_Exercise prompt:_
Every record must be repeated exactly, with no omission.

_Some records:_

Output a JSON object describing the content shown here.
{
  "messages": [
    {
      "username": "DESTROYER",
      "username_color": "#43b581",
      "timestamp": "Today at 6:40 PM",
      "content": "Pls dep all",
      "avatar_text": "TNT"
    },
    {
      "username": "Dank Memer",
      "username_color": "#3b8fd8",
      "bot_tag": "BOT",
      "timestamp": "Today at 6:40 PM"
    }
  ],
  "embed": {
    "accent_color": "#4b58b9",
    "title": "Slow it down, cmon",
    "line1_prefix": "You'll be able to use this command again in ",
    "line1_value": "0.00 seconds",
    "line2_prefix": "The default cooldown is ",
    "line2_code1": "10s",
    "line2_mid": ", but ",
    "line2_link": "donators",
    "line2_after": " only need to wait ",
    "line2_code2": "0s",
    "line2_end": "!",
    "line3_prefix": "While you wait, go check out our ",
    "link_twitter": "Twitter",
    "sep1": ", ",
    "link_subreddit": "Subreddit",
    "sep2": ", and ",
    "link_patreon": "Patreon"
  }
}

_Written response:_
Output a JSON object describing the content shown here.
{
  "messages": [
    {
      "username": "DESTROYER",
      "username_color": "#43b581",
      "timestamp": "Today at 6:40 PM",
      "content": "Pls dep all",
      "avatar_text": "TNT"
    },
    {
      "username": "Dank Memer",
      "username_color": "#3b8fd8",
      "bot_tag": "BOT",
      "timestamp": "Today at 6:40 PM"
    }
  ],
  "embed": {
    "accent_color": "#4b58b9",
    "title": "Slow it down, cmon",
    "line1_prefix": "You'll be able to use this command again in ",
    "line1_value": "0.00 seconds",
    "line2_prefix": "The default cooldown is ",
    "line2_code1": "10s",
    "line2_mid": ", but ",
    "line2_link": "donators",
    "line2_after": " only need to wait ",
    "line2_code2": "0s",
    "line2_end": "!",
    "line3_prefix": "While you wait, go check out our ",
    "link_twitter": "Twitter",
    "sep1": ", ",
    "link_subreddit": "Subreddit",
    "sep2": ", and ",
    "link_patreon": "Patreon"
  }
}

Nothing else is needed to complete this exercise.